__Instruction__
Leave out the pictures and return every entry exactly as it appears.

__Given information__
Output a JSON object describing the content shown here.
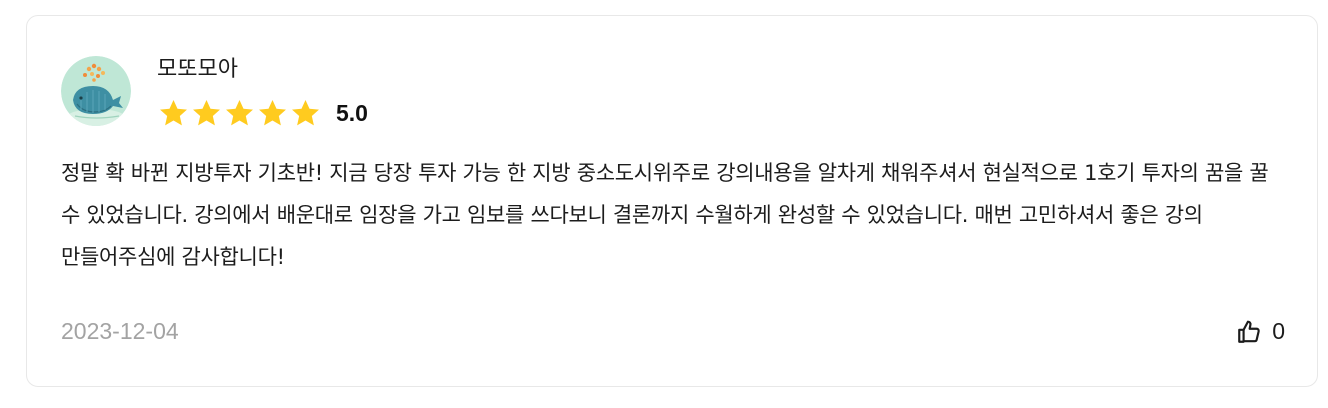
{
  "review": {
    "author": "모또모아",
    "rating_value": "5.0",
    "rating": 5,
    "max_rating": 5,
    "text": "정말 확 바뀐 지방투자 기초반! 지금 당장 투자 가능 한 지방 중소도시위주로 강의내용을 알차게 채워주셔서 현실적으로 1호기 투자의 꿈을 꿀 수 있었습니다. 강의에서 배운대로 임장을 가고 임보를 쓰다보니 결론까지 수월하게 완성할 수 있었습니다. 매번 고민하셔서 좋은 강의 만들어주심에 감사합니다!",
    "date": "2023-12-04",
    "like_count": "0"
  },
  "icons": {
    "avatar": "whale-avatar-icon",
    "star": "star-icon",
    "like": "thumbs-up-icon"
  },
  "colors": {
    "star": "#FFCB1F",
    "date": "#A3A3A3",
    "border": "#E8E8E8",
    "avatar_bg": "#BFE7D6",
    "whale": "#3E8FA3"
  }
}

__Result of this exercise__
Output a JSON object describing the content shown here.
{
  "review": {
    "author": "모또모아",
    "rating_value": "5.0",
    "rating": 5,
    "max_rating": 5,
    "text": "정말 확 바뀐 지방투자 기초반! 지금 당장 투자 가능 한 지방 중소도시위주로 강의내용을 알차게 채워주셔서 현실적으로 1호기 투자의 꿈을 꿀 수 있었습니다. 강의에서 배운대로 임장을 가고 임보를 쓰다보니 결론까지 수월하게 완성할 수 있었습니다. 매번 고민하셔서 좋은 강의 만들어주심에 감사합니다!",
    "date": "2023-12-04",
    "like_count": "0"
  },
  "icons": {
    "avatar": "whale-avatar-icon",
    "star": "star-icon",
    "like": "thumbs-up-icon"
  },
  "colors": {
    "star": "#FFCB1F",
    "date": "#A3A3A3",
    "border": "#E8E8E8",
    "avatar_bg": "#BFE7D6",
    "whale": "#3E8FA3"
  }
}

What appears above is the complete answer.